# START OF LISTING

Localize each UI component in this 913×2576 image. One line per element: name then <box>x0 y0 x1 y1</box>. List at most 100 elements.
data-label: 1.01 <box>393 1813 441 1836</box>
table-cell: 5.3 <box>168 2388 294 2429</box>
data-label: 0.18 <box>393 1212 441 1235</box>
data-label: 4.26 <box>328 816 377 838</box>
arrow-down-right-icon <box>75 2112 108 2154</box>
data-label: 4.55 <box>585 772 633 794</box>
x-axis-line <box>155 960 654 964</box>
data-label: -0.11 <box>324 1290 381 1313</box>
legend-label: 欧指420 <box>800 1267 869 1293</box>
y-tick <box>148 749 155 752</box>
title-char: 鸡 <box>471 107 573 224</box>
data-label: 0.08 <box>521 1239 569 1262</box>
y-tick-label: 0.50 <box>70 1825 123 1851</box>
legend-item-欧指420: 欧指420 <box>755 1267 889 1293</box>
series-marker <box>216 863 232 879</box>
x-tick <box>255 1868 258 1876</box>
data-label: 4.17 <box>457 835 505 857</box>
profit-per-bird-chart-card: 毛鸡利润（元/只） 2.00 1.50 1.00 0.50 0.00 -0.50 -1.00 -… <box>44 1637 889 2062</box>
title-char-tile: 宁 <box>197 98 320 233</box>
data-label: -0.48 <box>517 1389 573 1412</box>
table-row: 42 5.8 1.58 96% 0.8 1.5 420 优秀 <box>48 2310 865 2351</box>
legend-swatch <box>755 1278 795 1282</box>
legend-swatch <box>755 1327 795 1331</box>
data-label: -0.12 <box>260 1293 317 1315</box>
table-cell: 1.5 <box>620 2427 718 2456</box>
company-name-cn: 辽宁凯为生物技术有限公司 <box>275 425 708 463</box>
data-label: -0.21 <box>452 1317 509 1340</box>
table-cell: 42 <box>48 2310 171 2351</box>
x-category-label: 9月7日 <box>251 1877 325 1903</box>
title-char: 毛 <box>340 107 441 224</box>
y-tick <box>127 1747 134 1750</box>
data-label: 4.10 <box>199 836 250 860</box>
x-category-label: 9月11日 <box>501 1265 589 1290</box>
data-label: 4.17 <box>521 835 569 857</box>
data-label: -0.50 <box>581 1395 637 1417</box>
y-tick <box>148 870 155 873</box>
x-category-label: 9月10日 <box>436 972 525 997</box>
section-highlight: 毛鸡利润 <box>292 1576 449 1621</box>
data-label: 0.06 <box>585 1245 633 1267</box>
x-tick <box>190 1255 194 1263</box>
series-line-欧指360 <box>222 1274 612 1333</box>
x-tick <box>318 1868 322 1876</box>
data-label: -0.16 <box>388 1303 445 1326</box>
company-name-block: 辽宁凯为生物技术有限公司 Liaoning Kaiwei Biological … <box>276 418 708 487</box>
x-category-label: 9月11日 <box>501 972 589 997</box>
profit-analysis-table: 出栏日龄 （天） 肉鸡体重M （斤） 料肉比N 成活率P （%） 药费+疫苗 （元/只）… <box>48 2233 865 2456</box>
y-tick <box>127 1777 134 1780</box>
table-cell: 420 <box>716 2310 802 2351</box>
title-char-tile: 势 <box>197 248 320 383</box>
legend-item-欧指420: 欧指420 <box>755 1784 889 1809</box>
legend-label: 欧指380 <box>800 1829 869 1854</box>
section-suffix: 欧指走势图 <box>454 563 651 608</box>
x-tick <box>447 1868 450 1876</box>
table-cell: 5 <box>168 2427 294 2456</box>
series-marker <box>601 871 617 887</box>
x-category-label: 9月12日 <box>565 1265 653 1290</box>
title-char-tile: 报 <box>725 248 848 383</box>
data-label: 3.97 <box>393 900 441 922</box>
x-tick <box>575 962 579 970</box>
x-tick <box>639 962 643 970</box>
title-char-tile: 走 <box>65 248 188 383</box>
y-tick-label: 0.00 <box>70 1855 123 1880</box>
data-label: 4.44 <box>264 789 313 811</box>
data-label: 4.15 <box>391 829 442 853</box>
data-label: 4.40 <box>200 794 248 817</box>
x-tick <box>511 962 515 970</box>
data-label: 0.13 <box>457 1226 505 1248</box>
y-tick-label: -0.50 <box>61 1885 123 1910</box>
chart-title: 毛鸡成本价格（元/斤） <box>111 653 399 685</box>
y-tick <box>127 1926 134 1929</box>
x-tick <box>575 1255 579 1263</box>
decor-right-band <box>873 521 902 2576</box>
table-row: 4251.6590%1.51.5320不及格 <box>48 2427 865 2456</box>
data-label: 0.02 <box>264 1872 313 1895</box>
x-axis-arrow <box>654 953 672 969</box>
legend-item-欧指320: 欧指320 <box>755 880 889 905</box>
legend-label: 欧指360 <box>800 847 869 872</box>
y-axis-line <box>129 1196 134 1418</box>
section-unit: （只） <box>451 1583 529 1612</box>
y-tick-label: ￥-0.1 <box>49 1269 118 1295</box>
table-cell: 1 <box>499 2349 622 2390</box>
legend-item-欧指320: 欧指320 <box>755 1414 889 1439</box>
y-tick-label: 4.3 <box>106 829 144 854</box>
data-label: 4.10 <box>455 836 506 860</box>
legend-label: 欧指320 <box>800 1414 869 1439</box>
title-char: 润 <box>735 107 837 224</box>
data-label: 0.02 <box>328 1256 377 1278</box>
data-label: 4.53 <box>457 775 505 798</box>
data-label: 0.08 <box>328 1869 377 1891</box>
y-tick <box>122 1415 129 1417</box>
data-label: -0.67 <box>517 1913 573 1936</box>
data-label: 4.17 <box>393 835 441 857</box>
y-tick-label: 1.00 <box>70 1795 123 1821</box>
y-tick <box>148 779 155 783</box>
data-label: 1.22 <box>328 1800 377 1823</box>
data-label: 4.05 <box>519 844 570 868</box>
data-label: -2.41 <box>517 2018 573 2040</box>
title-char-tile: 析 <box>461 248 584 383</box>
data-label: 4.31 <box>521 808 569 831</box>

# END OF LISTING

● YOUR TASK: Copy out every line of the listing above, keeping each character unchanged.

● RESULT OF THE EXERCISE:
Localize each UI component in this 913×2576 image. One line per element: name then <box>x0 y0 x1 y1</box>. List at most 100 elements.
data-label: 1.01 <box>393 1813 441 1836</box>
table-cell: 5.3 <box>168 2388 294 2429</box>
data-label: 0.18 <box>393 1212 441 1235</box>
data-label: 4.26 <box>328 816 377 838</box>
arrow-down-right-icon <box>75 2112 108 2154</box>
data-label: 4.55 <box>585 772 633 794</box>
x-axis-line <box>155 960 654 964</box>
data-label: -0.11 <box>324 1290 381 1313</box>
legend-label: 欧指420 <box>800 1267 869 1293</box>
y-tick <box>148 749 155 752</box>
title-char: 鸡 <box>471 107 573 224</box>
data-label: 0.08 <box>521 1239 569 1262</box>
y-tick-label: 0.50 <box>70 1825 123 1851</box>
legend-item-欧指420: 欧指420 <box>755 1267 889 1293</box>
series-marker <box>216 863 232 879</box>
x-tick <box>255 1868 258 1876</box>
data-label: 4.17 <box>457 835 505 857</box>
profit-per-bird-chart-card: 毛鸡利润（元/只） 2.00 1.50 1.00 0.50 0.00 -0.50 -1.00 -… <box>44 1637 889 2062</box>
title-char-tile: 宁 <box>197 98 320 233</box>
data-label: -0.48 <box>517 1389 573 1412</box>
table-row: 42 5.8 1.58 96% 0.8 1.5 420 优秀 <box>48 2310 865 2351</box>
legend-swatch <box>755 1278 795 1282</box>
legend-swatch <box>755 1327 795 1331</box>
data-label: -0.12 <box>260 1293 317 1315</box>
table-cell: 1.5 <box>620 2427 718 2456</box>
company-name-cn: 辽宁凯为生物技术有限公司 <box>275 425 708 463</box>
data-label: -0.21 <box>452 1317 509 1340</box>
table-cell: 42 <box>48 2310 171 2351</box>
x-category-label: 9月7日 <box>251 1877 325 1903</box>
title-char: 毛 <box>340 107 441 224</box>
y-tick <box>127 1747 134 1750</box>
data-label: 4.10 <box>199 836 250 860</box>
x-category-label: 9月11日 <box>501 1265 589 1290</box>
data-label: 4.17 <box>521 835 569 857</box>
data-label: -0.50 <box>581 1395 637 1417</box>
y-tick <box>148 870 155 873</box>
x-category-label: 9月10日 <box>436 972 525 997</box>
section-highlight: 毛鸡利润 <box>292 1576 449 1621</box>
data-label: 0.06 <box>585 1245 633 1267</box>
x-tick <box>190 1255 194 1263</box>
series-line-欧指360 <box>222 1274 612 1333</box>
x-tick <box>318 1868 322 1876</box>
data-label: -0.16 <box>388 1303 445 1326</box>
company-name-block: 辽宁凯为生物技术有限公司 Liaoning Kaiwei Biological … <box>276 418 708 487</box>
x-category-label: 9月11日 <box>501 972 589 997</box>
profit-analysis-table: 出栏日龄 （天） 肉鸡体重M （斤） 料肉比N 成活率P （%） 药费+疫苗 （元/只）… <box>48 2233 865 2456</box>
y-tick <box>127 1777 134 1780</box>
table-cell: 420 <box>716 2310 802 2351</box>
title-char-tile: 势 <box>197 248 320 383</box>
legend-item-欧指420: 欧指420 <box>755 1784 889 1809</box>
legend-label: 欧指380 <box>800 1829 869 1854</box>
section-suffix: 欧指走势图 <box>454 563 651 608</box>
x-tick <box>447 1868 450 1876</box>
table-cell: 5 <box>168 2427 294 2456</box>
series-marker <box>601 871 617 887</box>
x-category-label: 9月12日 <box>565 1265 653 1290</box>
title-char-tile: 报 <box>725 248 848 383</box>
data-label: 3.97 <box>393 900 441 922</box>
x-tick <box>575 962 579 970</box>
x-tick <box>639 962 643 970</box>
title-char-tile: 走 <box>65 248 188 383</box>
y-tick-label: 0.00 <box>70 1855 123 1880</box>
data-label: 4.44 <box>264 789 313 811</box>
data-label: 4.15 <box>391 829 442 853</box>
data-label: 4.40 <box>200 794 248 817</box>
x-tick <box>511 962 515 970</box>
data-label: 0.13 <box>457 1226 505 1248</box>
y-tick-label: -0.50 <box>61 1885 123 1910</box>
chart-title: 毛鸡成本价格（元/斤） <box>111 653 399 685</box>
y-tick <box>127 1926 134 1929</box>
x-tick <box>575 1255 579 1263</box>
decor-right-band <box>873 521 902 2576</box>
table-row: 4251.6590%1.51.5320不及格 <box>48 2427 865 2456</box>
data-label: 0.02 <box>264 1872 313 1895</box>
x-axis-arrow <box>654 953 672 969</box>
legend-item-欧指320: 欧指320 <box>755 880 889 905</box>
legend-label: 欧指360 <box>800 847 869 872</box>
y-axis-line <box>129 1196 134 1418</box>
section-unit: （只） <box>451 1583 529 1612</box>
y-tick-label: ￥-0.1 <box>49 1269 118 1295</box>
table-cell: 1 <box>499 2349 622 2390</box>
legend-item-欧指320: 欧指320 <box>755 1414 889 1439</box>
y-tick-label: 4.3 <box>106 829 144 854</box>
data-label: 4.10 <box>455 836 506 860</box>
legend-label: 欧指320 <box>800 1414 869 1439</box>
title-char: 润 <box>735 107 837 224</box>
data-label: 0.02 <box>328 1256 377 1278</box>
data-label: 4.53 <box>457 775 505 798</box>
data-label: 0.08 <box>328 1869 377 1891</box>
y-tick <box>122 1415 129 1417</box>
data-label: -0.67 <box>517 1913 573 1936</box>
data-label: 4.17 <box>393 835 441 857</box>
y-tick-label: 1.00 <box>70 1795 123 1821</box>
y-tick <box>148 779 155 783</box>
data-label: 1.22 <box>328 1800 377 1823</box>
data-label: 4.05 <box>519 844 570 868</box>
data-label: -2.41 <box>517 2018 573 2040</box>
title-char-tile: 析 <box>461 248 584 383</box>
data-label: 4.31 <box>521 808 569 831</box>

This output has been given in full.